Don't copy the pictures; return every other part of the records exactly.
>> start Data shown
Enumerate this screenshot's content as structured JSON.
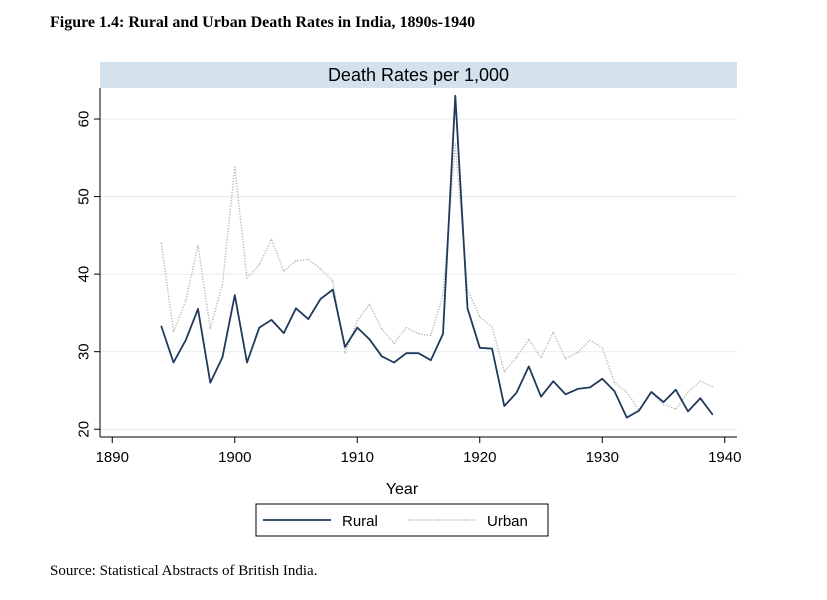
{
  "figure_title": "Figure 1.4: Rural and Urban Death Rates in India, 1890s-1940",
  "source_note": "Source: Statistical Abstracts of British India.",
  "colors": {
    "rural": "#1f3a5a",
    "urban": "#b4b4b4",
    "header_band": "#d3e2ed",
    "grid": "#e6ecf0"
  },
  "chart_data": {
    "type": "line",
    "title": "Death Rates per 1,000",
    "xlabel": "Year",
    "ylabel": "",
    "xlim": [
      1889,
      1941
    ],
    "ylim": [
      19,
      64
    ],
    "xticks": [
      1890,
      1900,
      1910,
      1920,
      1930,
      1940
    ],
    "yticks": [
      20,
      30,
      40,
      50,
      60
    ],
    "grid": true,
    "legend_position": "bottom",
    "series": [
      {
        "name": "Rural",
        "style": "solid",
        "x": [
          1894,
          1895,
          1896,
          1897,
          1898,
          1899,
          1900,
          1901,
          1902,
          1903,
          1904,
          1905,
          1906,
          1907,
          1908,
          1909,
          1910,
          1911,
          1912,
          1913,
          1914,
          1915,
          1916,
          1917,
          1918,
          1919,
          1920,
          1921,
          1922,
          1923,
          1924,
          1925,
          1926,
          1927,
          1928,
          1929,
          1930,
          1931,
          1932,
          1933,
          1934,
          1935,
          1936,
          1937,
          1938,
          1939
        ],
        "values": [
          33.3,
          28.6,
          31.5,
          35.5,
          26.0,
          29.3,
          37.3,
          28.6,
          33.1,
          34.1,
          32.4,
          35.6,
          34.2,
          36.8,
          38.0,
          30.6,
          33.1,
          31.6,
          29.4,
          28.6,
          29.8,
          29.8,
          28.9,
          32.3,
          63.0,
          35.6,
          30.5,
          30.4,
          23.0,
          24.7,
          28.1,
          24.2,
          26.2,
          24.5,
          25.2,
          25.4,
          26.5,
          24.9,
          21.5,
          22.4,
          24.8,
          23.5,
          25.1,
          22.3,
          24.0,
          21.9
        ]
      },
      {
        "name": "Urban",
        "style": "dotted",
        "x": [
          1894,
          1895,
          1896,
          1897,
          1898,
          1899,
          1900,
          1901,
          1902,
          1903,
          1904,
          1905,
          1906,
          1907,
          1908,
          1909,
          1910,
          1911,
          1912,
          1913,
          1914,
          1915,
          1916,
          1917,
          1918,
          1919,
          1920,
          1921,
          1922,
          1923,
          1924,
          1925,
          1926,
          1927,
          1928,
          1929,
          1930,
          1931,
          1932,
          1933,
          1934,
          1935,
          1936,
          1937,
          1938,
          1939
        ],
        "values": [
          44.0,
          32.6,
          36.6,
          43.7,
          33.0,
          38.7,
          53.8,
          39.5,
          41.2,
          44.5,
          40.4,
          41.7,
          41.9,
          40.7,
          39.1,
          29.8,
          34.0,
          36.1,
          32.9,
          31.1,
          33.1,
          32.3,
          32.1,
          37.3,
          56.8,
          38.0,
          34.5,
          33.2,
          27.4,
          29.3,
          31.6,
          29.2,
          32.5,
          29.1,
          29.9,
          31.5,
          30.5,
          26.0,
          24.8,
          22.4,
          24.8,
          23.2,
          22.6,
          24.8,
          26.2,
          25.5
        ]
      }
    ]
  }
}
>> end Data shown
# The completed task
Enumerate this screenshot's content as structured JSON.
{
  "figure_title": "Figure 1.4: Rural and Urban Death Rates in India, 1890s-1940",
  "source_note": "Source: Statistical Abstracts of British India.",
  "colors": {
    "rural": "#1f3a5a",
    "urban": "#b4b4b4",
    "header_band": "#d3e2ed",
    "grid": "#e6ecf0"
  },
  "chart_data": {
    "type": "line",
    "title": "Death Rates per 1,000",
    "xlabel": "Year",
    "ylabel": "",
    "xlim": [
      1889,
      1941
    ],
    "ylim": [
      19,
      64
    ],
    "xticks": [
      1890,
      1900,
      1910,
      1920,
      1930,
      1940
    ],
    "yticks": [
      20,
      30,
      40,
      50,
      60
    ],
    "grid": true,
    "legend_position": "bottom",
    "series": [
      {
        "name": "Rural",
        "style": "solid",
        "x": [
          1894,
          1895,
          1896,
          1897,
          1898,
          1899,
          1900,
          1901,
          1902,
          1903,
          1904,
          1905,
          1906,
          1907,
          1908,
          1909,
          1910,
          1911,
          1912,
          1913,
          1914,
          1915,
          1916,
          1917,
          1918,
          1919,
          1920,
          1921,
          1922,
          1923,
          1924,
          1925,
          1926,
          1927,
          1928,
          1929,
          1930,
          1931,
          1932,
          1933,
          1934,
          1935,
          1936,
          1937,
          1938,
          1939
        ],
        "values": [
          33.3,
          28.6,
          31.5,
          35.5,
          26.0,
          29.3,
          37.3,
          28.6,
          33.1,
          34.1,
          32.4,
          35.6,
          34.2,
          36.8,
          38.0,
          30.6,
          33.1,
          31.6,
          29.4,
          28.6,
          29.8,
          29.8,
          28.9,
          32.3,
          63.0,
          35.6,
          30.5,
          30.4,
          23.0,
          24.7,
          28.1,
          24.2,
          26.2,
          24.5,
          25.2,
          25.4,
          26.5,
          24.9,
          21.5,
          22.4,
          24.8,
          23.5,
          25.1,
          22.3,
          24.0,
          21.9
        ]
      },
      {
        "name": "Urban",
        "style": "dotted",
        "x": [
          1894,
          1895,
          1896,
          1897,
          1898,
          1899,
          1900,
          1901,
          1902,
          1903,
          1904,
          1905,
          1906,
          1907,
          1908,
          1909,
          1910,
          1911,
          1912,
          1913,
          1914,
          1915,
          1916,
          1917,
          1918,
          1919,
          1920,
          1921,
          1922,
          1923,
          1924,
          1925,
          1926,
          1927,
          1928,
          1929,
          1930,
          1931,
          1932,
          1933,
          1934,
          1935,
          1936,
          1937,
          1938,
          1939
        ],
        "values": [
          44.0,
          32.6,
          36.6,
          43.7,
          33.0,
          38.7,
          53.8,
          39.5,
          41.2,
          44.5,
          40.4,
          41.7,
          41.9,
          40.7,
          39.1,
          29.8,
          34.0,
          36.1,
          32.9,
          31.1,
          33.1,
          32.3,
          32.1,
          37.3,
          56.8,
          38.0,
          34.5,
          33.2,
          27.4,
          29.3,
          31.6,
          29.2,
          32.5,
          29.1,
          29.9,
          31.5,
          30.5,
          26.0,
          24.8,
          22.4,
          24.8,
          23.2,
          22.6,
          24.8,
          26.2,
          25.5
        ]
      }
    ]
  }
}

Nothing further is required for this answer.